• **THE TASK**
State how many lines in the entries below hold the string "Monitoring", and give nothing besides that number.

• **INFORMATION GIVEN**
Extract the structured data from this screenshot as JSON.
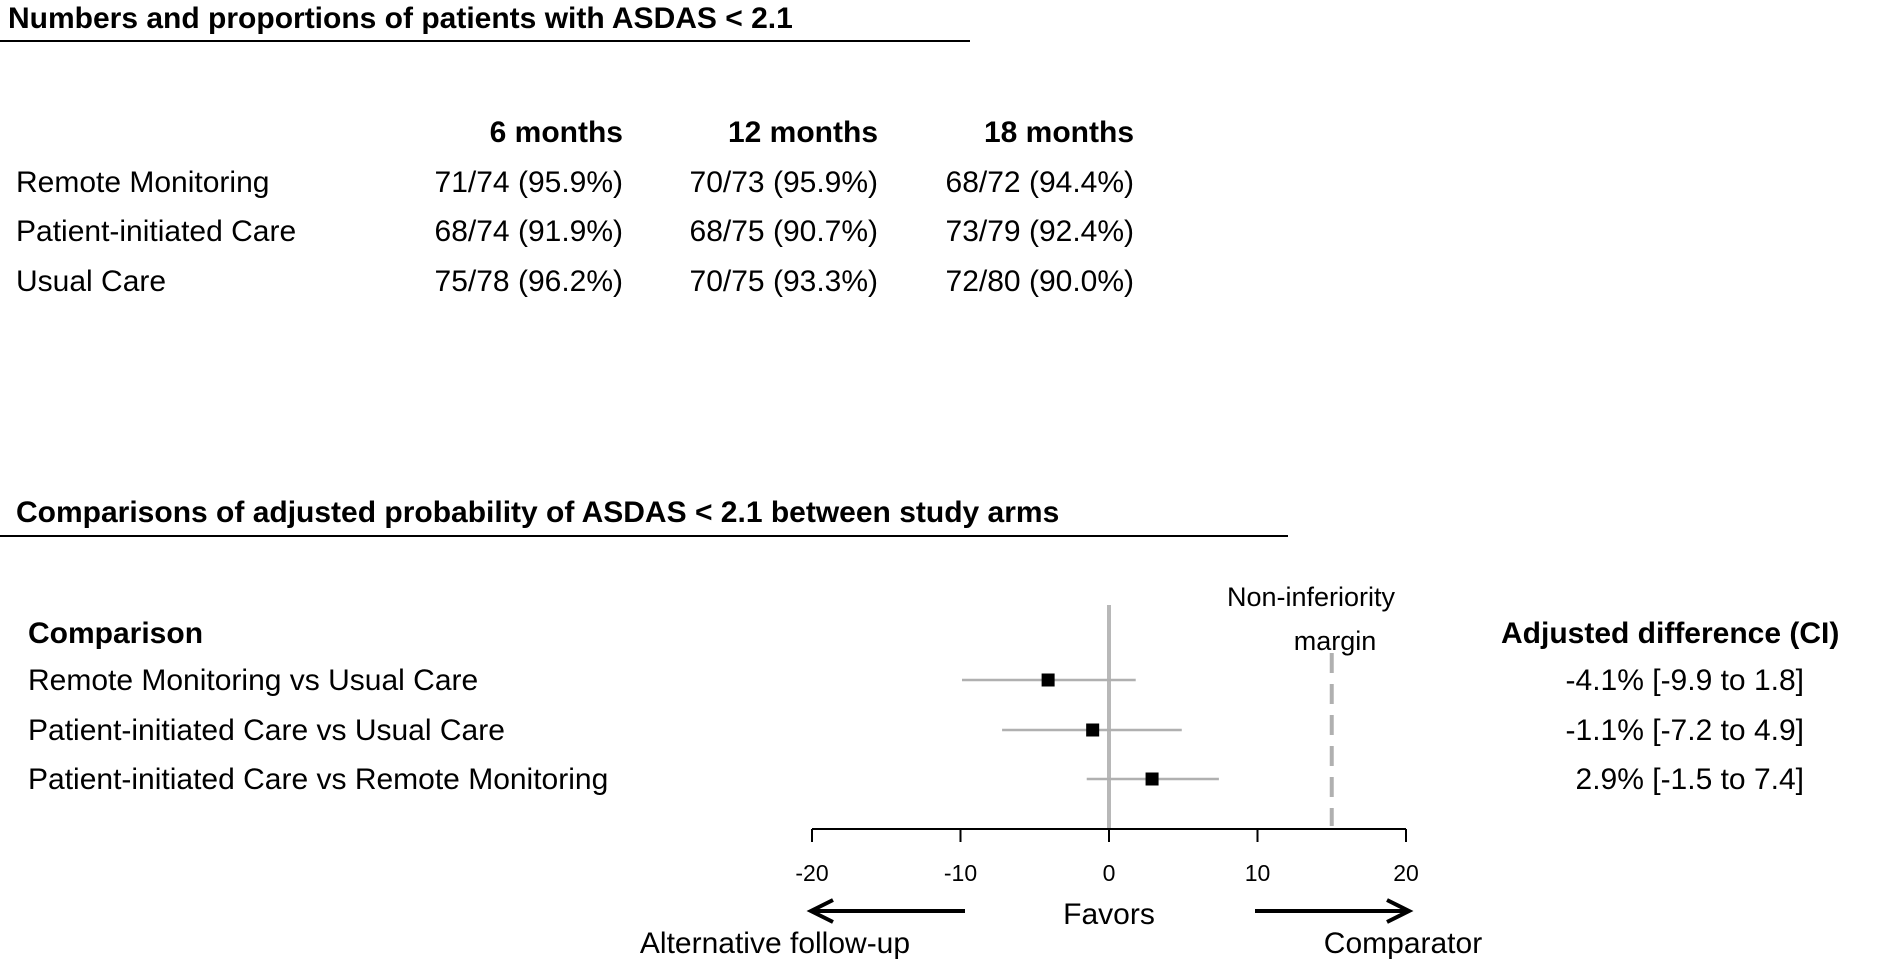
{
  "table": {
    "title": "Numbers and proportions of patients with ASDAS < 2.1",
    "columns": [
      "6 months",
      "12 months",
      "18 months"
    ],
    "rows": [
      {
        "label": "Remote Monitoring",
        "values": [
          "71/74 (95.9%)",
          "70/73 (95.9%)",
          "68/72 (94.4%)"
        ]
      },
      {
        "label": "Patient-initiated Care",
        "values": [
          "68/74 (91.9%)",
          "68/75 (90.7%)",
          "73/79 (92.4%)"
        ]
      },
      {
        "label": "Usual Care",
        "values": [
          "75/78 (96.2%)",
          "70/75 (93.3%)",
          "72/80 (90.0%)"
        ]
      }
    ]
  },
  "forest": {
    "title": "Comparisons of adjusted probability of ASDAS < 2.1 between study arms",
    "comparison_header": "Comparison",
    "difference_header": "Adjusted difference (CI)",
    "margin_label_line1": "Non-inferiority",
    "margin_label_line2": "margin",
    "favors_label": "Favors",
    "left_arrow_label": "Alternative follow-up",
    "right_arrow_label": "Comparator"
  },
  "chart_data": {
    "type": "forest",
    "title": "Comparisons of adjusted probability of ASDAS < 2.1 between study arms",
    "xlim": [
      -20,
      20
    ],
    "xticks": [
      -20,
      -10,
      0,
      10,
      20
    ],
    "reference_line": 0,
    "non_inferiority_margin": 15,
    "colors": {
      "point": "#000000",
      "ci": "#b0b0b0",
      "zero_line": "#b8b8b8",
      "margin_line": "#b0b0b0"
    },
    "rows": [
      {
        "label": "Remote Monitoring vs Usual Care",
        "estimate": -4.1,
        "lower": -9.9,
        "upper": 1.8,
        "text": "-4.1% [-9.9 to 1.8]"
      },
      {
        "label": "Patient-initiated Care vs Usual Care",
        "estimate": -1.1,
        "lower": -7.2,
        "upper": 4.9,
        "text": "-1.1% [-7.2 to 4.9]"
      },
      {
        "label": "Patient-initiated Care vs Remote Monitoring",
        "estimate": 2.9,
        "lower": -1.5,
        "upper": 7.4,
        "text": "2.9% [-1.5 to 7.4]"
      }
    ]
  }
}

--

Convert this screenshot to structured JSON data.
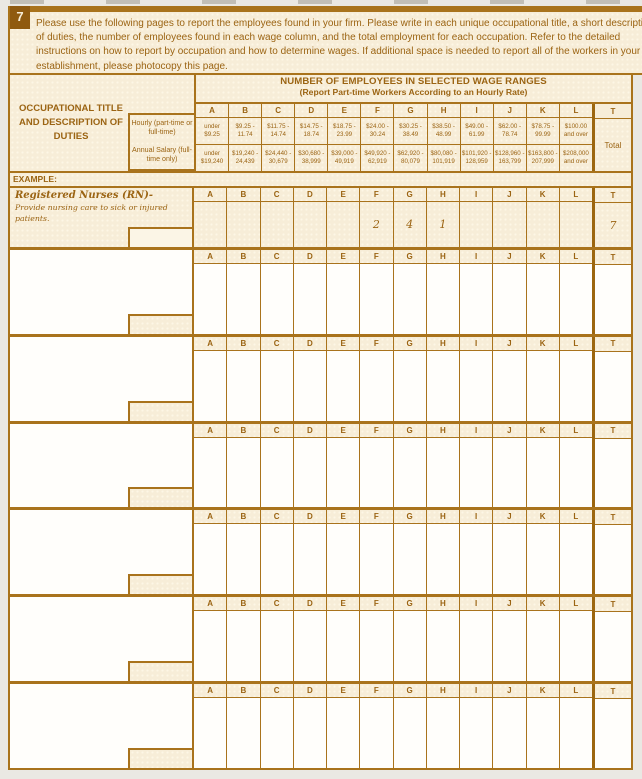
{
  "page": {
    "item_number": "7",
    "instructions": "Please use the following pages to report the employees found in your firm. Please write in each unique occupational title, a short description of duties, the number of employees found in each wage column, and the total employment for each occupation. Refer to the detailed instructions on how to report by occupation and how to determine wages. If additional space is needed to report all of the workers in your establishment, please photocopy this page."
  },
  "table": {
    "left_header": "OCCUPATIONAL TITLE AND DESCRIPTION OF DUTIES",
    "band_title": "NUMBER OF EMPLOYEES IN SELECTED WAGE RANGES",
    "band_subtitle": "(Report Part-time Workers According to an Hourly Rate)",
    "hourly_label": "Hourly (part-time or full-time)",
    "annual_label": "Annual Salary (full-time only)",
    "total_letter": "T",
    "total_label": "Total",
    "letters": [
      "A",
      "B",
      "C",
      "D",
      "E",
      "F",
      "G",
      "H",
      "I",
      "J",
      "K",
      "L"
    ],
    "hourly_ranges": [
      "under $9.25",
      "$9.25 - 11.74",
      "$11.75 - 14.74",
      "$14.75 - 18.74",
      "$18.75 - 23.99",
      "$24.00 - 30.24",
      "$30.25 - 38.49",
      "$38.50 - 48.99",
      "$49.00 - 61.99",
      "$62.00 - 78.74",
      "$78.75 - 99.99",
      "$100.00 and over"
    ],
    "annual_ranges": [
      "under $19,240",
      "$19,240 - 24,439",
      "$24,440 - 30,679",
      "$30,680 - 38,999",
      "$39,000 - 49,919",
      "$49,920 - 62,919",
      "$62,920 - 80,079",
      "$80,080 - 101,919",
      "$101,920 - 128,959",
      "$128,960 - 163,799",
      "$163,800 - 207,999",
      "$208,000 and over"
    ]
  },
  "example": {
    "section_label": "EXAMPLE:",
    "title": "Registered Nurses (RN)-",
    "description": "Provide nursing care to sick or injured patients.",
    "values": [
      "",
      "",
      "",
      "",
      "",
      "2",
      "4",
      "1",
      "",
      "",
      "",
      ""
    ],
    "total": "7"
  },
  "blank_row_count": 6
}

• **REPLY**
3